Directive 1:
In the passage on the Women’s Caucus, rewrite everything from "Furthermore, the Women’s" down to "student on campus.", substituting "student government" for "ASCSU".

Excerpt:
※ ※ ※
Although the Women’s Caucus is still in the provisional and conceptual stages, there is a sign-up sheet for people who are interested in joining the Caucus, and Sherif encourages people to personally contact her or visit her at her Lory Student Center office to talk about joining or discuss any ideas.

There will be two provisional meetings about the Women’s Caucus Feb. 26 and Feb. 27 in the conference room of the ASCSU Office in the LSC.

According to Sherif, the Women’s Caucus seeks to foster a sense of community and empowerment among women-identifying servant leaders involved in all branches of ASCSU.

Furthermore, the Women’s Caucus provides an opportunity to cultivate a confidence with which to traverse professional environments beyond one’s ASCSU experience.

Through the Women’s Caucus, women-identifying people are encouraged to take more leadership positions in student government. 

“I absolutely love student leadership,” Sherif said. “I personally am an intersectional feminist, and so for me, a lot of my missions in my work is to make sure under-served communities and their particular issues are highlighted.”

Inspired by the Feminist Thought and Activism Conference held by the WGAC in March, Sherif had the idea of using this conference as a model and implementing it into ASCSU to create a constructive, empowered body that can serve every student on campus.

“We want to build community, we want to create safe space and positive constructive energy, we want to use the Caucus as a space for women-identifying people to build political networks with which to share their ideas,” Sherif said. “Creating that groundwork is going to allow the creation of more inclusive and diverse works and projects. That’s really my goal.”
※ ※ ※
Data for this exercise:
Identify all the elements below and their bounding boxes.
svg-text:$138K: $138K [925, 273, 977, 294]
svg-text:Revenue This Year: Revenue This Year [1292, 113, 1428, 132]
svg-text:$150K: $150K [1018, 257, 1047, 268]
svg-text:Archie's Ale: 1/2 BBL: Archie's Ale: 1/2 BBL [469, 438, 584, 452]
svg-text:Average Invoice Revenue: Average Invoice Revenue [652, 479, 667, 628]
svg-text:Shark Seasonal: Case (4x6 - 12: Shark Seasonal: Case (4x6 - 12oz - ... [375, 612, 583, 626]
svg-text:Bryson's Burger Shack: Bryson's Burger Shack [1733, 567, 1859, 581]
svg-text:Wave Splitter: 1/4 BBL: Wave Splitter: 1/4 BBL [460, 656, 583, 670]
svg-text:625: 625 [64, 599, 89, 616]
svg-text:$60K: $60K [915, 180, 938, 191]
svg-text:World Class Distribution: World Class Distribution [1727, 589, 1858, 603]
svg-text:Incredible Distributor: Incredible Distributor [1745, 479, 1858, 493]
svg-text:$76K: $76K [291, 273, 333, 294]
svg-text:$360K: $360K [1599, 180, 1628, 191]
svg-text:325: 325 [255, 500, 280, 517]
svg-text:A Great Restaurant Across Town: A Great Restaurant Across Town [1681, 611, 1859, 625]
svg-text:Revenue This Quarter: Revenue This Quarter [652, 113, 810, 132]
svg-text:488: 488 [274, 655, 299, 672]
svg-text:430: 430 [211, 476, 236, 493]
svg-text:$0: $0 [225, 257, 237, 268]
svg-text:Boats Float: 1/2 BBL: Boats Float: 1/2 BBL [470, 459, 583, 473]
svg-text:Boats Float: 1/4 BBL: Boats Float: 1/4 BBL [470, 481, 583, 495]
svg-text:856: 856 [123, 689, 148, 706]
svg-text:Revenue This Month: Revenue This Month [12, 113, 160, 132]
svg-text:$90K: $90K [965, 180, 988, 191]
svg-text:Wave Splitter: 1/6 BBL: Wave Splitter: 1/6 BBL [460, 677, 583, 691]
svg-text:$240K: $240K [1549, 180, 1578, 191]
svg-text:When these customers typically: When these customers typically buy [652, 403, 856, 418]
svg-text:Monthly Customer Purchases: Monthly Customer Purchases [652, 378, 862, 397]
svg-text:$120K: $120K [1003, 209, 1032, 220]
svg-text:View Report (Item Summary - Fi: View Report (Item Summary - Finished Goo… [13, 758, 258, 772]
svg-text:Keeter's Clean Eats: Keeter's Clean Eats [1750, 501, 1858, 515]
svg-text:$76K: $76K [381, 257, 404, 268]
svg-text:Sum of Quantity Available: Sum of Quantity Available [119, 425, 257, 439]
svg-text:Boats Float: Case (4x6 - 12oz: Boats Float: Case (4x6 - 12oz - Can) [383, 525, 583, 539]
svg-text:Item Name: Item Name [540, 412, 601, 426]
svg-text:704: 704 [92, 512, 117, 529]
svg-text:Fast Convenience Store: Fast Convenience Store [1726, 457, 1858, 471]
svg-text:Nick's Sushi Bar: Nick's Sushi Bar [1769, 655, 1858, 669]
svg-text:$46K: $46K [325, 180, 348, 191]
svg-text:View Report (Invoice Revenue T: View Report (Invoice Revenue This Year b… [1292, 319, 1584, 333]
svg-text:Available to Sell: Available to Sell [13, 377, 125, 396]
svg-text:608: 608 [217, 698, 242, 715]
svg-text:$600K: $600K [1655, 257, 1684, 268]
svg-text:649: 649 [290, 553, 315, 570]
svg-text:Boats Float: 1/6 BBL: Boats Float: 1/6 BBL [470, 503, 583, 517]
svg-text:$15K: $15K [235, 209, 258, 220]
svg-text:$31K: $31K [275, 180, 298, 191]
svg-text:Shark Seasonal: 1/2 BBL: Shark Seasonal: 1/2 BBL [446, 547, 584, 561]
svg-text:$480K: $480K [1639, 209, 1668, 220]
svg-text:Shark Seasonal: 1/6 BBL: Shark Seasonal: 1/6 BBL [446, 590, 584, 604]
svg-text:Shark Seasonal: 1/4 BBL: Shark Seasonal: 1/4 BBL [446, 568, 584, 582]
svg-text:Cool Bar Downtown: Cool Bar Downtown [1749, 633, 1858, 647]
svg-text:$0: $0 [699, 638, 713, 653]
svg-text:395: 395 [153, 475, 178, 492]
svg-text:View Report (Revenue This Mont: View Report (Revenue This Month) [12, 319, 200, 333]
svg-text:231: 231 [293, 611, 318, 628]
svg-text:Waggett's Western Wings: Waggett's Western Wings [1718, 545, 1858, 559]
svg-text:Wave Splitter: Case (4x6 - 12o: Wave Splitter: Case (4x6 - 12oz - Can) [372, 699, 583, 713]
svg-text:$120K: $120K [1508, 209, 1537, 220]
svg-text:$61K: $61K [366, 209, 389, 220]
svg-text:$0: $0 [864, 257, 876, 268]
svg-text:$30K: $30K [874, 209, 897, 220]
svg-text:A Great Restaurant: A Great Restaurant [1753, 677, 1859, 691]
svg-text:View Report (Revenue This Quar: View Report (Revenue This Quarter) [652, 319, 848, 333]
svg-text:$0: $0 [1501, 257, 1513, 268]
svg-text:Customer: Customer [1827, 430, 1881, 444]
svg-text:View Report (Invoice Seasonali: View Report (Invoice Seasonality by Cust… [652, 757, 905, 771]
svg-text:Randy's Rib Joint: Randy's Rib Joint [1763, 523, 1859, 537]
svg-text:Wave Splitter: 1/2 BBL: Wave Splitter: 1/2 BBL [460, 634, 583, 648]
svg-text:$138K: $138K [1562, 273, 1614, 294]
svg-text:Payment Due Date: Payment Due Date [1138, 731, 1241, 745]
※ ※ ※
Directive 2:
Reproduce everything from the start of the records down to the line containing "svg-text:Archie's Ale: 1/2", with both ends included.

Task response 1:
Furthermore, the Women’s Caucus provides an opportunity to cultivate a confidence with which to traverse professional environments beyond one’s student government experience.

Through the Women’s Caucus, women-identifying people are encouraged to take more leadership positions in student government. 

“I absolutely love student leadership,” Sherif said. “I personally am an intersectional feminist, and so for me, a lot of my missions in my work is to make sure under-served communities and their particular issues are highlighted.”

Inspired by the Feminist Thought and Activism Conference held by the WGAC in March, Sherif had the idea of using this conference as a model and implementing it into student government to create a constructive, empowered body that can serve every student on campus.

Task response 2:
Identify all the elements below and their bounding boxes.
svg-text:$138K: $138K [925, 273, 977, 294]
svg-text:Revenue This Year: Revenue This Year [1292, 113, 1428, 132]
svg-text:$150K: $150K [1018, 257, 1047, 268]
svg-text:Archie's Ale: 1/2 BBL: Archie's Ale: 1/2 BBL [469, 438, 584, 452]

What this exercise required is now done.